**TAREFA A REALIZAR:** Transcreva, sem qualquer alteração, a parte do texto sobre as judiarias portuguesas que vai de "Foi em janeiro deste" a "sefardita em Portugal.".

**TRECHO DO DOCUMENTO:**
Foi em janeiro deste ano, que levei a cabo com a família uma visita por algumas judiarias no centro e norte do país, tirando apontamentos e completando o tour com as indespensáveis fotos. Foram três dias a calcorrear estradas, ruas e montes, em suma, conhecer in loco um património único e rico de tradições e cultura.


Sinagoga de Belmonte




Sinagoga “Beit Eliahu” (Casa de Elias)


Foi no ano de 1989 que a comunidade é reconhecida oficialmente e em 1996 inaugura a sinagoga “Beit Eliahu” (Filho de Elias) no exacto local de uma das antigas ruas da velha judiaria. Também o cemitério judaico foi aberto em 2001. Desde 2005 está igualmente aberto ao público o Museu Judaico  que retrata a história da presença sefardita em Portugal.

**ENTRADAS DE DADOS:**
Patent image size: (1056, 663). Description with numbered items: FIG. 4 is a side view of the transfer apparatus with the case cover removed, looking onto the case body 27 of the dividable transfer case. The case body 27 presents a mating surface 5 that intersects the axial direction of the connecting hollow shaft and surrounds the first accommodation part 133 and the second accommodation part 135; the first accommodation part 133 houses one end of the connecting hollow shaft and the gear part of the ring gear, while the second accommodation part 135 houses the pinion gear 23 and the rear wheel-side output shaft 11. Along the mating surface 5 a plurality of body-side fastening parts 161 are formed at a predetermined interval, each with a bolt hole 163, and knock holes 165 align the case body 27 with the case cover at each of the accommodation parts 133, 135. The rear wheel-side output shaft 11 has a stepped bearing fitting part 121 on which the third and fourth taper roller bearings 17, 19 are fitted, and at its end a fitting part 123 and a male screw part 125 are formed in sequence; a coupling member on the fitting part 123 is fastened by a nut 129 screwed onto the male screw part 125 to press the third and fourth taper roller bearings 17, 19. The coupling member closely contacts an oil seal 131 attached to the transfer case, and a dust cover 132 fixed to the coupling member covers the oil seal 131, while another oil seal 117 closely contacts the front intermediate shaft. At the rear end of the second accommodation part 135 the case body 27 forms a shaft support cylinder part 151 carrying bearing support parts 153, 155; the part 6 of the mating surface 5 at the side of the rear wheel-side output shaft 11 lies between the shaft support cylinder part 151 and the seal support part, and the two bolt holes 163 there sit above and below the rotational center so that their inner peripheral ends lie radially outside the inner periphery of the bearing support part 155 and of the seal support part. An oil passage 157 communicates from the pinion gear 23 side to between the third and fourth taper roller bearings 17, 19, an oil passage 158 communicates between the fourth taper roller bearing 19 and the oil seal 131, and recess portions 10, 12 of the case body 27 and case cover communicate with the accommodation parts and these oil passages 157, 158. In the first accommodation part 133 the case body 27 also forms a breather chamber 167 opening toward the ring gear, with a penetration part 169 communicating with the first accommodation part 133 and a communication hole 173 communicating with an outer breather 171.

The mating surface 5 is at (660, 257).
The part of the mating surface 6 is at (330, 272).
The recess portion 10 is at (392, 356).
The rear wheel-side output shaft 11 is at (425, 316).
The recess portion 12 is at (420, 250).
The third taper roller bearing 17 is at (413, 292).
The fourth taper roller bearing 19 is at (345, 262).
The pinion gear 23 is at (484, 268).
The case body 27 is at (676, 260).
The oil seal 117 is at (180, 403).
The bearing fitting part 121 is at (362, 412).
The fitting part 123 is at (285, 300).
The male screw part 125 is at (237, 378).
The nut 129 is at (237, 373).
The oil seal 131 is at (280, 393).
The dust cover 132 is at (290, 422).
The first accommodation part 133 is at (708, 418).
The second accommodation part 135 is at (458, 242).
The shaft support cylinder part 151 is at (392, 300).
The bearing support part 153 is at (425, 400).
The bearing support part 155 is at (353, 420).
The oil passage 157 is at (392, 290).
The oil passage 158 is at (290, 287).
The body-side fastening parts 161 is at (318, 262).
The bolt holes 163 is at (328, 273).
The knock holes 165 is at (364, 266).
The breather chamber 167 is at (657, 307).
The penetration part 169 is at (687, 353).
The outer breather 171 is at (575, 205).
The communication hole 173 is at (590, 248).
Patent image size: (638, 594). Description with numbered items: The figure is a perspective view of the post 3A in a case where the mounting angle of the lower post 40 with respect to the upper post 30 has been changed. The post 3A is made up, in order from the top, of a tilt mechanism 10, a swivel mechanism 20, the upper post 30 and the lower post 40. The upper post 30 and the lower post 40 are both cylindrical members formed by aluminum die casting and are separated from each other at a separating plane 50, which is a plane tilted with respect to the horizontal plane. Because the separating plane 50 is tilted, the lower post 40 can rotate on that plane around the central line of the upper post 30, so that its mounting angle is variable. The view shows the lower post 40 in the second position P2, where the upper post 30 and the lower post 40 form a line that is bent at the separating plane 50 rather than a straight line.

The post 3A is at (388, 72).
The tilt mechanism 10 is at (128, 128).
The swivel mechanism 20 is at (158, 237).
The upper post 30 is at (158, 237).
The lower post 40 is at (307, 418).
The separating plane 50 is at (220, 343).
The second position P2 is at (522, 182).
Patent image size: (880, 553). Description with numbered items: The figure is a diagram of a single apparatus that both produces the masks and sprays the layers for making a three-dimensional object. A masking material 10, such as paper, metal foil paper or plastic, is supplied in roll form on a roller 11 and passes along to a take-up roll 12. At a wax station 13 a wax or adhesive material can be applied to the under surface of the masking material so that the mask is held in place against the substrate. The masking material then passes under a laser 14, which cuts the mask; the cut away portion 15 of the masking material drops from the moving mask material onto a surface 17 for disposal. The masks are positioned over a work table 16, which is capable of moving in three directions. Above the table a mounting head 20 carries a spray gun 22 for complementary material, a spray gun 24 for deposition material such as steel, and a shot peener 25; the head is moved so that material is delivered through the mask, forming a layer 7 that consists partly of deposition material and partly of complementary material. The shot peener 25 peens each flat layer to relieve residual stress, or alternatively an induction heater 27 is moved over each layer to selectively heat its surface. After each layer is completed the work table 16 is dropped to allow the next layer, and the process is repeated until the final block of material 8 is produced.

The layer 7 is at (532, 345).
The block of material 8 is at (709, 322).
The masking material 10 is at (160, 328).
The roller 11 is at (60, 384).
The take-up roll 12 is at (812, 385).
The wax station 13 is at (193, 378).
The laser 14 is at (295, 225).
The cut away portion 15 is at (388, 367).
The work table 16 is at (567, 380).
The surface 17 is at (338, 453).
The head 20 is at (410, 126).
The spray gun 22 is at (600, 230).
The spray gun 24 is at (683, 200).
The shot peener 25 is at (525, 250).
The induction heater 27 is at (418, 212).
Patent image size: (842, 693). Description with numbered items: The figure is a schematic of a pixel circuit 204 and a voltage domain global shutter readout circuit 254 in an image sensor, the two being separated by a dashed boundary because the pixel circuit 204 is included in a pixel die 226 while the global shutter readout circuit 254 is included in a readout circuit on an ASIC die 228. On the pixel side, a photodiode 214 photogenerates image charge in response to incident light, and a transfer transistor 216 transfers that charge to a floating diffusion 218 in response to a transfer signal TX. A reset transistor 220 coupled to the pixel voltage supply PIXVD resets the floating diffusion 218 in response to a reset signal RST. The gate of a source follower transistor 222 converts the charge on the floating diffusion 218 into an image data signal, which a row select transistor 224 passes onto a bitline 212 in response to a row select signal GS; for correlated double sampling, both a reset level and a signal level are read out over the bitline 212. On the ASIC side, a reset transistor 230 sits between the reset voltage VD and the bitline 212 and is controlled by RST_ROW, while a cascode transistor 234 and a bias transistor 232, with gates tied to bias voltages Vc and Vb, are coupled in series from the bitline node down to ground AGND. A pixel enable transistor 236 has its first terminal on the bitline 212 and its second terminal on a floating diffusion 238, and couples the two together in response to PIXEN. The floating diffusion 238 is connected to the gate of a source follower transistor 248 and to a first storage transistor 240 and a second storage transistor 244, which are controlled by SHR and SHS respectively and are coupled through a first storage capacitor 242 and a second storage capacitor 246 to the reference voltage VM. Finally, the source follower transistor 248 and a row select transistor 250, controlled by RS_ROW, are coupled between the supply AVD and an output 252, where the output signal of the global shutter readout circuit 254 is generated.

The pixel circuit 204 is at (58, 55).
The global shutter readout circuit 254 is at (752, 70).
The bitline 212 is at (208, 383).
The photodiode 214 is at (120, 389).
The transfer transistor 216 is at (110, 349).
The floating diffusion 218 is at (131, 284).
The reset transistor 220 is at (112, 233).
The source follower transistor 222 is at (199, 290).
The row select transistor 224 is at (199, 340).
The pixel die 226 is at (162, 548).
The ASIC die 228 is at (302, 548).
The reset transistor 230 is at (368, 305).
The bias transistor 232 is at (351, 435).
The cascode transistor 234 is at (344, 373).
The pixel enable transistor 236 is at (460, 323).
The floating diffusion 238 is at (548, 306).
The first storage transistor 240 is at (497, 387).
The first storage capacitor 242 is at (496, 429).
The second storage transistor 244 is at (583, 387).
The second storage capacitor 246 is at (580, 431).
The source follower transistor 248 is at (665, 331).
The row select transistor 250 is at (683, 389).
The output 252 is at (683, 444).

**RESOLUÇÃO DO EXERCÍCIO:**
Foi em janeiro deste ano, que levei a cabo com a família uma visita por algumas judiarias no centro e norte do país, tirando apontamentos e completando o tour com as indespensáveis fotos. Foram três dias a calcorrear estradas, ruas e montes, em suma, conhecer in loco um património único e rico de tradições e cultura.


Sinagoga de Belmonte




Sinagoga “Beit Eliahu” (Casa de Elias)


Foi no ano de 1989 que a comunidade é reconhecida oficialmente e em 1996 inaugura a sinagoga “Beit Eliahu” (Filho de Elias) no exacto local de uma das antigas ruas da velha judiaria. Também o cemitério judaico foi aberto em 2001. Desde 2005 está igualmente aberto ao público o Museu Judaico  que retrata a história da presença sefardita em Portugal.